(Data section)

***

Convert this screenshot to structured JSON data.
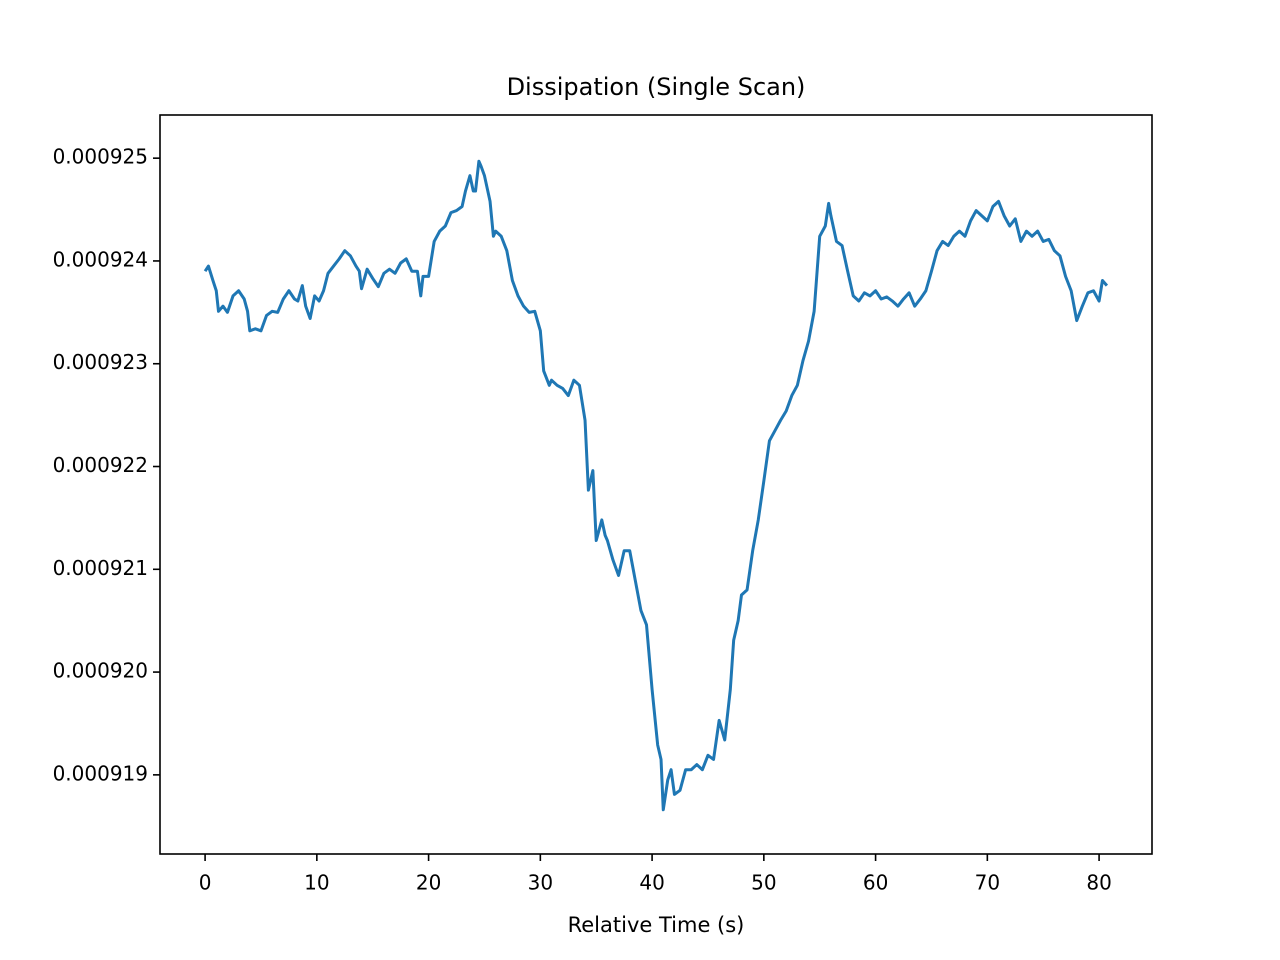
{
  "chart_data": {
    "type": "line",
    "title": "Dissipation (Single Scan)",
    "x_label": "Relative Time (s)",
    "x": [
      0,
      0.3,
      0.7,
      1,
      1.2,
      1.6,
      2,
      2.5,
      3,
      3.5,
      3.8,
      4,
      4.5,
      5,
      5.5,
      6,
      6.5,
      7,
      7.5,
      8,
      8.3,
      8.7,
      9,
      9.4,
      9.8,
      10.2,
      10.6,
      11,
      11.5,
      12,
      12.5,
      13,
      13.5,
      13.8,
      14,
      14.5,
      15,
      15.5,
      16,
      16.5,
      17,
      17.5,
      18,
      18.5,
      19,
      19.3,
      19.5,
      20,
      20.5,
      21,
      21.5,
      22,
      22.5,
      23,
      23.3,
      23.7,
      24,
      24.2,
      24.5,
      24.7,
      25,
      25.5,
      25.8,
      26,
      26.5,
      27,
      27.5,
      28,
      28.5,
      29,
      29.5,
      30,
      30.3,
      30.8,
      31,
      31.5,
      32,
      32.5,
      33,
      33.5,
      34,
      34.3,
      34.7,
      35,
      35.5,
      35.8,
      36,
      36.5,
      37,
      37.5,
      38,
      38.5,
      39,
      39.5,
      40,
      40.5,
      40.8,
      41,
      41.4,
      41.7,
      42,
      42.5,
      43,
      43.5,
      44,
      44.5,
      45,
      45.5,
      46,
      46.5,
      47,
      47.3,
      47.7,
      48,
      48.5,
      49,
      49.5,
      50,
      50.5,
      51,
      51.5,
      52,
      52.5,
      53,
      53.5,
      54,
      54.5,
      55,
      55.5,
      55.8,
      56,
      56.5,
      57,
      57.5,
      58,
      58.5,
      59,
      59.5,
      60,
      60.5,
      61,
      61.5,
      62,
      62.5,
      63,
      63.5,
      64,
      64.5,
      65,
      65.5,
      66,
      66.5,
      67,
      67.5,
      68,
      68.5,
      69,
      69.5,
      70,
      70.5,
      71,
      71.5,
      72,
      72.5,
      73,
      73.5,
      74,
      74.5,
      75,
      75.5,
      76,
      76.5,
      77,
      77.5,
      78,
      78.5,
      79,
      79.5,
      80,
      80.3,
      80.7
    ],
    "series": [
      {
        "color": "#1f77b4",
        "values": [
          0.0009239,
          0.00092395,
          0.00092381,
          0.00092371,
          0.00092351,
          0.00092356,
          0.0009235,
          0.00092366,
          0.00092371,
          0.00092363,
          0.00092351,
          0.00092332,
          0.00092334,
          0.00092332,
          0.00092347,
          0.00092351,
          0.0009235,
          0.00092363,
          0.00092371,
          0.00092363,
          0.00092361,
          0.00092376,
          0.00092356,
          0.00092344,
          0.00092366,
          0.00092361,
          0.00092371,
          0.00092388,
          0.00092395,
          0.00092402,
          0.0009241,
          0.00092405,
          0.00092395,
          0.0009239,
          0.00092373,
          0.00092392,
          0.00092383,
          0.00092375,
          0.00092388,
          0.00092392,
          0.00092388,
          0.00092398,
          0.00092402,
          0.0009239,
          0.0009239,
          0.00092366,
          0.00092385,
          0.00092385,
          0.00092419,
          0.00092429,
          0.00092434,
          0.00092447,
          0.00092449,
          0.00092453,
          0.00092468,
          0.00092483,
          0.00092468,
          0.00092468,
          0.00092497,
          0.00092492,
          0.00092483,
          0.00092458,
          0.00092424,
          0.00092429,
          0.00092424,
          0.0009241,
          0.00092381,
          0.00092366,
          0.00092356,
          0.0009235,
          0.00092351,
          0.00092332,
          0.00092293,
          0.00092279,
          0.00092284,
          0.00092279,
          0.00092276,
          0.00092269,
          0.00092284,
          0.00092279,
          0.00092245,
          0.00092177,
          0.00092196,
          0.00092128,
          0.00092148,
          0.00092133,
          0.00092128,
          0.00092109,
          0.00092094,
          0.00092118,
          0.00092118,
          0.00092089,
          0.0009206,
          0.00092046,
          0.00091983,
          0.00091929,
          0.00091915,
          0.00091866,
          0.00091895,
          0.00091905,
          0.00091881,
          0.00091885,
          0.00091905,
          0.00091905,
          0.0009191,
          0.00091905,
          0.00091919,
          0.00091915,
          0.00091953,
          0.00091934,
          0.00091983,
          0.00092031,
          0.0009205,
          0.00092075,
          0.0009208,
          0.00092118,
          0.00092148,
          0.00092186,
          0.00092225,
          0.00092235,
          0.00092245,
          0.00092254,
          0.00092269,
          0.00092279,
          0.00092303,
          0.00092322,
          0.00092351,
          0.00092424,
          0.00092434,
          0.00092456,
          0.00092444,
          0.00092419,
          0.00092415,
          0.0009239,
          0.00092366,
          0.00092361,
          0.00092369,
          0.00092366,
          0.00092371,
          0.00092363,
          0.00092365,
          0.00092361,
          0.00092356,
          0.00092363,
          0.00092369,
          0.00092356,
          0.00092363,
          0.00092371,
          0.0009239,
          0.0009241,
          0.00092419,
          0.00092415,
          0.00092424,
          0.00092429,
          0.00092424,
          0.00092439,
          0.00092449,
          0.00092444,
          0.00092439,
          0.00092453,
          0.00092458,
          0.00092444,
          0.00092434,
          0.00092441,
          0.00092419,
          0.00092429,
          0.00092424,
          0.00092429,
          0.00092419,
          0.00092421,
          0.0009241,
          0.00092405,
          0.00092385,
          0.00092371,
          0.00092342,
          0.00092356,
          0.00092369,
          0.00092371,
          0.00092361,
          0.00092381,
          0.00092376
        ]
      }
    ],
    "xlim": [
      -4.035,
      84.735
    ],
    "xticks": [
      0,
      10,
      20,
      30,
      40,
      50,
      60,
      70,
      80
    ],
    "ylim": [
      0.00091823,
      0.00092542
    ],
    "yticks": [
      0.000919,
      {
        "value": 0.00092,
        "label": "0.000920"
      },
      0.000921,
      0.000922,
      0.000923,
      0.000924,
      0.000925
    ],
    "grid": false
  }
}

***

(Written exercise) Leave out the pictures and output the rest of the material exactly as written.

(Right answer)
Convert this screenshot to structured JSON data.
{
  "chart_data": {
    "type": "line",
    "title": "Dissipation (Single Scan)",
    "x_label": "Relative Time (s)",
    "x": [
      0,
      0.3,
      0.7,
      1,
      1.2,
      1.6,
      2,
      2.5,
      3,
      3.5,
      3.8,
      4,
      4.5,
      5,
      5.5,
      6,
      6.5,
      7,
      7.5,
      8,
      8.3,
      8.7,
      9,
      9.4,
      9.8,
      10.2,
      10.6,
      11,
      11.5,
      12,
      12.5,
      13,
      13.5,
      13.8,
      14,
      14.5,
      15,
      15.5,
      16,
      16.5,
      17,
      17.5,
      18,
      18.5,
      19,
      19.3,
      19.5,
      20,
      20.5,
      21,
      21.5,
      22,
      22.5,
      23,
      23.3,
      23.7,
      24,
      24.2,
      24.5,
      24.7,
      25,
      25.5,
      25.8,
      26,
      26.5,
      27,
      27.5,
      28,
      28.5,
      29,
      29.5,
      30,
      30.3,
      30.8,
      31,
      31.5,
      32,
      32.5,
      33,
      33.5,
      34,
      34.3,
      34.7,
      35,
      35.5,
      35.8,
      36,
      36.5,
      37,
      37.5,
      38,
      38.5,
      39,
      39.5,
      40,
      40.5,
      40.8,
      41,
      41.4,
      41.7,
      42,
      42.5,
      43,
      43.5,
      44,
      44.5,
      45,
      45.5,
      46,
      46.5,
      47,
      47.3,
      47.7,
      48,
      48.5,
      49,
      49.5,
      50,
      50.5,
      51,
      51.5,
      52,
      52.5,
      53,
      53.5,
      54,
      54.5,
      55,
      55.5,
      55.8,
      56,
      56.5,
      57,
      57.5,
      58,
      58.5,
      59,
      59.5,
      60,
      60.5,
      61,
      61.5,
      62,
      62.5,
      63,
      63.5,
      64,
      64.5,
      65,
      65.5,
      66,
      66.5,
      67,
      67.5,
      68,
      68.5,
      69,
      69.5,
      70,
      70.5,
      71,
      71.5,
      72,
      72.5,
      73,
      73.5,
      74,
      74.5,
      75,
      75.5,
      76,
      76.5,
      77,
      77.5,
      78,
      78.5,
      79,
      79.5,
      80,
      80.3,
      80.7
    ],
    "series": [
      {
        "color": "#1f77b4",
        "values": [
          0.0009239,
          0.00092395,
          0.00092381,
          0.00092371,
          0.00092351,
          0.00092356,
          0.0009235,
          0.00092366,
          0.00092371,
          0.00092363,
          0.00092351,
          0.00092332,
          0.00092334,
          0.00092332,
          0.00092347,
          0.00092351,
          0.0009235,
          0.00092363,
          0.00092371,
          0.00092363,
          0.00092361,
          0.00092376,
          0.00092356,
          0.00092344,
          0.00092366,
          0.00092361,
          0.00092371,
          0.00092388,
          0.00092395,
          0.00092402,
          0.0009241,
          0.00092405,
          0.00092395,
          0.0009239,
          0.00092373,
          0.00092392,
          0.00092383,
          0.00092375,
          0.00092388,
          0.00092392,
          0.00092388,
          0.00092398,
          0.00092402,
          0.0009239,
          0.0009239,
          0.00092366,
          0.00092385,
          0.00092385,
          0.00092419,
          0.00092429,
          0.00092434,
          0.00092447,
          0.00092449,
          0.00092453,
          0.00092468,
          0.00092483,
          0.00092468,
          0.00092468,
          0.00092497,
          0.00092492,
          0.00092483,
          0.00092458,
          0.00092424,
          0.00092429,
          0.00092424,
          0.0009241,
          0.00092381,
          0.00092366,
          0.00092356,
          0.0009235,
          0.00092351,
          0.00092332,
          0.00092293,
          0.00092279,
          0.00092284,
          0.00092279,
          0.00092276,
          0.00092269,
          0.00092284,
          0.00092279,
          0.00092245,
          0.00092177,
          0.00092196,
          0.00092128,
          0.00092148,
          0.00092133,
          0.00092128,
          0.00092109,
          0.00092094,
          0.00092118,
          0.00092118,
          0.00092089,
          0.0009206,
          0.00092046,
          0.00091983,
          0.00091929,
          0.00091915,
          0.00091866,
          0.00091895,
          0.00091905,
          0.00091881,
          0.00091885,
          0.00091905,
          0.00091905,
          0.0009191,
          0.00091905,
          0.00091919,
          0.00091915,
          0.00091953,
          0.00091934,
          0.00091983,
          0.00092031,
          0.0009205,
          0.00092075,
          0.0009208,
          0.00092118,
          0.00092148,
          0.00092186,
          0.00092225,
          0.00092235,
          0.00092245,
          0.00092254,
          0.00092269,
          0.00092279,
          0.00092303,
          0.00092322,
          0.00092351,
          0.00092424,
          0.00092434,
          0.00092456,
          0.00092444,
          0.00092419,
          0.00092415,
          0.0009239,
          0.00092366,
          0.00092361,
          0.00092369,
          0.00092366,
          0.00092371,
          0.00092363,
          0.00092365,
          0.00092361,
          0.00092356,
          0.00092363,
          0.00092369,
          0.00092356,
          0.00092363,
          0.00092371,
          0.0009239,
          0.0009241,
          0.00092419,
          0.00092415,
          0.00092424,
          0.00092429,
          0.00092424,
          0.00092439,
          0.00092449,
          0.00092444,
          0.00092439,
          0.00092453,
          0.00092458,
          0.00092444,
          0.00092434,
          0.00092441,
          0.00092419,
          0.00092429,
          0.00092424,
          0.00092429,
          0.00092419,
          0.00092421,
          0.0009241,
          0.00092405,
          0.00092385,
          0.00092371,
          0.00092342,
          0.00092356,
          0.00092369,
          0.00092371,
          0.00092361,
          0.00092381,
          0.00092376
        ]
      }
    ],
    "xlim": [
      -4.035,
      84.735
    ],
    "xticks": [
      0,
      10,
      20,
      30,
      40,
      50,
      60,
      70,
      80
    ],
    "ylim": [
      0.00091823,
      0.00092542
    ],
    "yticks": [
      0.000919,
      {
        "value": 0.00092,
        "label": "0.000920"
      },
      0.000921,
      0.000922,
      0.000923,
      0.000924,
      0.000925
    ],
    "grid": false
  }
}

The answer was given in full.